# Instructions to follow
Please rewrite the stretch of the nuclear weapons discussion from "You're overestimating the" through "one map sheet.", updating it so that "Heavy Damage" takes the place of "Severe Damage".

# Supplied passage
^^^^^^^^^^^^^^^^
Where's the research behind this? It reminds me of that Mark Twain line about "such wholesome returns of conjectures out of such trifling investment of fact." They've just pulled these numbers out of thin air. The US and USSR numbers are probably close to reality, but the rest is just B.S.
An interesting answer can be found in "The Europeans," by Luigi Barzini (http://www.amazon.com/Europeans-Luigi-Barzini/dp/0140071504).
Referring to the Soviets, "Why do they theoretically endanger their own hold on power for the sake of building up an unnecessary war machine? One answer is that they literally can not stop. The economy is directed by the bureaucracy. Bureaucrats do not willingly abdicate their responsibilities in any country. To reduce Soviet armaments might entail the demobilization of entire Ministries. ...Armaments come under heavy industry, and heavy industry had the highest priority in the five-year plans since the early beginning, a priority defended tooth and nail by the military, who constitute the most powerful pressure group in the Soviet Union. Allied to the bureaucracy they are unbeatable. Consumer goods can wait. They have been waiting since 1917 anyway."
You're overestimating the destructive power of a nuclear weapon.
The blast from one rather large nuclear weapon has approximately:
Total blast area: 616 sq. km. Moderate Damage: 200 sq. km. Severe Damage: 79 sq. km. Complete Destruction: 50 sq. km.
A standard military map is about 25km by 30km (750 square kilometers). One nuclear weapon could not even lightly damage one map sheet.
The United States has a combined land area of about 9.8 million square kilometers, requiring over 13,000 nuclear weapons just to hit every square inch with at least light damage. It would take almost 200,000 weapons to obliterate it.
Those are estimates of the largest warheads. Many were much smaller with half those damage estimates.
Of course, much of the US is barren land not worth wasting a nuclear weapon on. However both the US and Soviet Union expected that a certain percentage of their weapons would either fail to launch, fail in transit, fail to detonate, fail to destroy their targets, be intercepted, or destroy each other. Therefore they planned for redundancies. Every major city and military facility was targeted with multiple warheads.
^^^^^^^^^^^^^^^^
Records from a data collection

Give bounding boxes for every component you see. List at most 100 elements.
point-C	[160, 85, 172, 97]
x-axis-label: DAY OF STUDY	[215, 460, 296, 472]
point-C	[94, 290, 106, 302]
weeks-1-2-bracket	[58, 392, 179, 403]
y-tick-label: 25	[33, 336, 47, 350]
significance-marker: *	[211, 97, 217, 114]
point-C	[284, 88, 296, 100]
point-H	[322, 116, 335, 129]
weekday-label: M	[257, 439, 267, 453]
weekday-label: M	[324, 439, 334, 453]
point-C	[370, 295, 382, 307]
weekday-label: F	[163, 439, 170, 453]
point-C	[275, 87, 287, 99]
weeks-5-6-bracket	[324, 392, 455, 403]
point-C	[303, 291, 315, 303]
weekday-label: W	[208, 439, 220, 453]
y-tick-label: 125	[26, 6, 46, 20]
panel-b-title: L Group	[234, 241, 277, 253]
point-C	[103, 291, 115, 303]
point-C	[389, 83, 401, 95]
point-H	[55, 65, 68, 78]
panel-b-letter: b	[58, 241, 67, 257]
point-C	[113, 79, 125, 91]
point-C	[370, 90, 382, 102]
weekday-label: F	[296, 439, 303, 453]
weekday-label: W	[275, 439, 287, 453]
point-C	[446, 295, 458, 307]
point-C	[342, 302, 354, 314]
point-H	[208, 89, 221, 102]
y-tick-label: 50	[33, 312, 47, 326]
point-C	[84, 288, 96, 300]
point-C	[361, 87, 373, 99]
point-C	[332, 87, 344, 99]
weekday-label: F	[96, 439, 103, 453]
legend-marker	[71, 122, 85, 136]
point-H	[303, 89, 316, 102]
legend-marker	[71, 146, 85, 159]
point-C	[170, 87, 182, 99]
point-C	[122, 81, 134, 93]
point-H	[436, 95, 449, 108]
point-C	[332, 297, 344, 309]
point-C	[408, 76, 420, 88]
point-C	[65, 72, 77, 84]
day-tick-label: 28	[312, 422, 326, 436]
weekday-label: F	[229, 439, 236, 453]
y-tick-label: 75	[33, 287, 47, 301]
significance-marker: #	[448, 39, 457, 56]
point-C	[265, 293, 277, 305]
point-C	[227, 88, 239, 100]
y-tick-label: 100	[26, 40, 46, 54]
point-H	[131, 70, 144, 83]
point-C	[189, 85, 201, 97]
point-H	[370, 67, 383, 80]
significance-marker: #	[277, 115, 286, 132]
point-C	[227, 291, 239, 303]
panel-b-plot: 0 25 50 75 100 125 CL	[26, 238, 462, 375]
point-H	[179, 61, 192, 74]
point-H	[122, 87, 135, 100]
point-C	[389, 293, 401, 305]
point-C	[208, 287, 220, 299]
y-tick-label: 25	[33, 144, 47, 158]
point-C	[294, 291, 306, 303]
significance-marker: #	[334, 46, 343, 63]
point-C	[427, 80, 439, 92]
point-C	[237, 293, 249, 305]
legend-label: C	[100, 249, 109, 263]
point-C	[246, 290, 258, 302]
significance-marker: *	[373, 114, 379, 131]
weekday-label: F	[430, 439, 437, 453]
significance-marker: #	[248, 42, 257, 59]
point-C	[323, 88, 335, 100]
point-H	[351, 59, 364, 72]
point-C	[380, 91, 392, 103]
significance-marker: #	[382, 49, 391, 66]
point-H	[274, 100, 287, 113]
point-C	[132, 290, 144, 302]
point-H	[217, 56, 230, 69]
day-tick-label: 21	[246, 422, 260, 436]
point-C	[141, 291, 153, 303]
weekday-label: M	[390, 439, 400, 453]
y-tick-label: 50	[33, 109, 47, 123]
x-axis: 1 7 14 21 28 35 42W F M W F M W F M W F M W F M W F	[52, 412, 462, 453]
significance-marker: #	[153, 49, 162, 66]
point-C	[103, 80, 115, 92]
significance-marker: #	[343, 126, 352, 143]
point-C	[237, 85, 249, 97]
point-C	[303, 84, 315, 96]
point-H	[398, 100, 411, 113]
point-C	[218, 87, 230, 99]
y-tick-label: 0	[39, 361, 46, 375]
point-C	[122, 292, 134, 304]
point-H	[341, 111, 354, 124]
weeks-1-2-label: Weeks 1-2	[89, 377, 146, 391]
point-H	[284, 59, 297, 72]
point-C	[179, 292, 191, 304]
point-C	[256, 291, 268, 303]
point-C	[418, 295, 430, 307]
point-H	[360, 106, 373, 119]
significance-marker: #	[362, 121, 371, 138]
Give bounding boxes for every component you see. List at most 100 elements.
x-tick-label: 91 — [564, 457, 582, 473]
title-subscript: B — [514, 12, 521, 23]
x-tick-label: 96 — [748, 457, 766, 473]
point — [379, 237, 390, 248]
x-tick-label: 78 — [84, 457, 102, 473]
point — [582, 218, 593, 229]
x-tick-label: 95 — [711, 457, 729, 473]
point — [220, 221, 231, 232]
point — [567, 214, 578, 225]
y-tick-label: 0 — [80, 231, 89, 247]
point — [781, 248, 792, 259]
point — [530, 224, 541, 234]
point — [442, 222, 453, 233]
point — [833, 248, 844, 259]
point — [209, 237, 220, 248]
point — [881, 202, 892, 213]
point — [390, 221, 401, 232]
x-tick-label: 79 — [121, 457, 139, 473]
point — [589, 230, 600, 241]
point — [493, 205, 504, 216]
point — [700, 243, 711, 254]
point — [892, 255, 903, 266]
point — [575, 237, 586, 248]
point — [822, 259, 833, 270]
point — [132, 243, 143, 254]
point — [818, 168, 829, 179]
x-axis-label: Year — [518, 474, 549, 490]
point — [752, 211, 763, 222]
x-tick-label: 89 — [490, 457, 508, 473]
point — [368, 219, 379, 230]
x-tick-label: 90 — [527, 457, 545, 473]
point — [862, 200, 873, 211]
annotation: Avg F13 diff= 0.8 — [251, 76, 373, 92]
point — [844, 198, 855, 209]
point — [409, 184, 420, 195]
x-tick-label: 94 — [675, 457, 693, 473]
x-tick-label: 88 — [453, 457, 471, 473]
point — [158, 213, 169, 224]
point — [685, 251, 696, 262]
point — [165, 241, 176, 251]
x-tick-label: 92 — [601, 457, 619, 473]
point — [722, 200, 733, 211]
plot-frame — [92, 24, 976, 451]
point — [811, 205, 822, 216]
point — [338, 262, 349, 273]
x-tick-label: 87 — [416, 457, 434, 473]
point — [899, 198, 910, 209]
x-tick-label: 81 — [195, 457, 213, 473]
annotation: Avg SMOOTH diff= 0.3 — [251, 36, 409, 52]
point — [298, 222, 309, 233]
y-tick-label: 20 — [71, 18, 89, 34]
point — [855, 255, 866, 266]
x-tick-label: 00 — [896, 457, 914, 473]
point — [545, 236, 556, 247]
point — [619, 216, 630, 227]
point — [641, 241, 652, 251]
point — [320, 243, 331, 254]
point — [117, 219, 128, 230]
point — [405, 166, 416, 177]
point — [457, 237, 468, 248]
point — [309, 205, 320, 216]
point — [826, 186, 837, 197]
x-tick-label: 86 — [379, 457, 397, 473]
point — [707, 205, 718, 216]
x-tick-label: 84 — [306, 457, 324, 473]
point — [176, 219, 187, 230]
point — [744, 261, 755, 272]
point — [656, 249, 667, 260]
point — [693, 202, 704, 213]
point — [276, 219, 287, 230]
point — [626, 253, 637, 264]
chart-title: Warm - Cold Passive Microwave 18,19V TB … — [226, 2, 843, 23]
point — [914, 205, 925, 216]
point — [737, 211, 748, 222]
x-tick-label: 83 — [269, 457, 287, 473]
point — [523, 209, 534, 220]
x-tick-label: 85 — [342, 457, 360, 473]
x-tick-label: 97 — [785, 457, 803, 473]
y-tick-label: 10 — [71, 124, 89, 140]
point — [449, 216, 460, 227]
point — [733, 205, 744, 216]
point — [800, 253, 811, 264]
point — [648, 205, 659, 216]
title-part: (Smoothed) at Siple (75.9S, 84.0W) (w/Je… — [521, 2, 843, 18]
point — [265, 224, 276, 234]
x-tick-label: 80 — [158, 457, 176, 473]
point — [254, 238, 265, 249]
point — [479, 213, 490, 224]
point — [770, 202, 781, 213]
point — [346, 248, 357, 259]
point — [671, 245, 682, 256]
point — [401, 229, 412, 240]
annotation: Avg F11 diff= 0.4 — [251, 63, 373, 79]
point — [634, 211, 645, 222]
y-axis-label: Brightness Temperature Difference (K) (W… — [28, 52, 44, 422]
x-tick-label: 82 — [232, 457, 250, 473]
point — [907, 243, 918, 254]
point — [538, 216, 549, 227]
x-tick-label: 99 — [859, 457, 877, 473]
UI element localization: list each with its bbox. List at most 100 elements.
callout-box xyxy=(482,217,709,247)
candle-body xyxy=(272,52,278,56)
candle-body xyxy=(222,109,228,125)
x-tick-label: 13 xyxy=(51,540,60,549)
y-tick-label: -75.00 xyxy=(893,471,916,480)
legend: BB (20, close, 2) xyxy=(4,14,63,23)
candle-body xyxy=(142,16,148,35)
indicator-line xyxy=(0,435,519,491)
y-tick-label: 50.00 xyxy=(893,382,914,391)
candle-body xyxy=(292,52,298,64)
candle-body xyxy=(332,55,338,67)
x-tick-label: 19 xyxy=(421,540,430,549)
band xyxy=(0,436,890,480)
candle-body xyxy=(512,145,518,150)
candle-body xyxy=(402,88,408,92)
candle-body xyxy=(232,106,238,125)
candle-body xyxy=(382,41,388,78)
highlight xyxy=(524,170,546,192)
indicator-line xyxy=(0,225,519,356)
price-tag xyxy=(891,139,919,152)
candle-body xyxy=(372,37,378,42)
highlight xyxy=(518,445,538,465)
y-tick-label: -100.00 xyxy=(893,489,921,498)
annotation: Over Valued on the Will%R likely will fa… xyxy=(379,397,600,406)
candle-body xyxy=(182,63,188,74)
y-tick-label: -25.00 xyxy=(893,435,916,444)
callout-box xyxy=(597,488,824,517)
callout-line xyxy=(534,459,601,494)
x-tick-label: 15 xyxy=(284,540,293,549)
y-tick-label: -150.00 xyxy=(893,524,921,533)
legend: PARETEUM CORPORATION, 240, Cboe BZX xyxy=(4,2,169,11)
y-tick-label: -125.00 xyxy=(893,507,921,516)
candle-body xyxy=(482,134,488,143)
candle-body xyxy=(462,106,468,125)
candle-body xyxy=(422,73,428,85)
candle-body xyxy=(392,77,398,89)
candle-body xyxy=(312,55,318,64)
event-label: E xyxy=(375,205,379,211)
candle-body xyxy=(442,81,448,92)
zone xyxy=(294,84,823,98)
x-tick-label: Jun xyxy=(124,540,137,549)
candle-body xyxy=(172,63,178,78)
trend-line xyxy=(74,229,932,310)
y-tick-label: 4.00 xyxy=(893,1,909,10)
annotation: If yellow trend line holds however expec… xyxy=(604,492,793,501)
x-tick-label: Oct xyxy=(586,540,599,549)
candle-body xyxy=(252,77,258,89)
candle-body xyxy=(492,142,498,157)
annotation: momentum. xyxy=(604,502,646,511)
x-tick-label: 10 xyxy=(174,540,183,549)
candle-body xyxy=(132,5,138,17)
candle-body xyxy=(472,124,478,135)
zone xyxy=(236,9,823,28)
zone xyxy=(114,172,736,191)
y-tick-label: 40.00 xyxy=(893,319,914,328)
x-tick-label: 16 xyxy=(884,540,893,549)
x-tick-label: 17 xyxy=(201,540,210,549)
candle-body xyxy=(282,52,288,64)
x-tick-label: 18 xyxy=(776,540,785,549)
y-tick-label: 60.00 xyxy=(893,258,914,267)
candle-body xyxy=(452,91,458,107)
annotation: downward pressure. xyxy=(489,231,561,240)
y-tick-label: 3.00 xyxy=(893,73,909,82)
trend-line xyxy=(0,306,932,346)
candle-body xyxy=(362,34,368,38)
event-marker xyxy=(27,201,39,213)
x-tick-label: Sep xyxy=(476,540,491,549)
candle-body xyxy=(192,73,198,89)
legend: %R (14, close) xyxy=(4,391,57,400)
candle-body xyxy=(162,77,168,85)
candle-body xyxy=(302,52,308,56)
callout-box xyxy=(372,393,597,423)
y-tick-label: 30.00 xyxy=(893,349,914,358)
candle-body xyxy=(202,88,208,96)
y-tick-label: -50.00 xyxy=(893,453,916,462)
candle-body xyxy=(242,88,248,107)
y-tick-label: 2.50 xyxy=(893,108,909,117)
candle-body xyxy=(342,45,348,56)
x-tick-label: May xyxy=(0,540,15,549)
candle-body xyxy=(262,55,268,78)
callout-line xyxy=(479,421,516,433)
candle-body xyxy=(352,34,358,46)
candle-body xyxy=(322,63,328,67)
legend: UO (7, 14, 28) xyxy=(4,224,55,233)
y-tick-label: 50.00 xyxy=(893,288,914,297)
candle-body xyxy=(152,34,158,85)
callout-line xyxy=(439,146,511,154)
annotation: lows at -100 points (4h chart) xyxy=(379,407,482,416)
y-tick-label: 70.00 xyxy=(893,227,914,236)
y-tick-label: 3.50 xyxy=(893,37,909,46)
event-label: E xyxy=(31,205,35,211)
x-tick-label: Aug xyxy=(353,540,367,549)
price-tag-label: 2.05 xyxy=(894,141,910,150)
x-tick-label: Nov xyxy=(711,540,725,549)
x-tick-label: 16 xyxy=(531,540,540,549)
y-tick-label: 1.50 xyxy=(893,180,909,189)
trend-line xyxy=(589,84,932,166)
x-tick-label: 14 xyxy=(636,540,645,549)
^^^^^^^^^^^^^^^^
# Task solution
You're overestimating the destructive power of a nuclear weapon.
The blast from one rather large nuclear weapon has approximately:
Total blast area: 616 sq. km. Moderate Damage: 200 sq. km. Heavy Damage: 79 sq. km. Complete Destruction: 50 sq. km.
A standard military map is about 25km by 30km (750 square kilometers). One nuclear weapon could not even lightly damage one map sheet.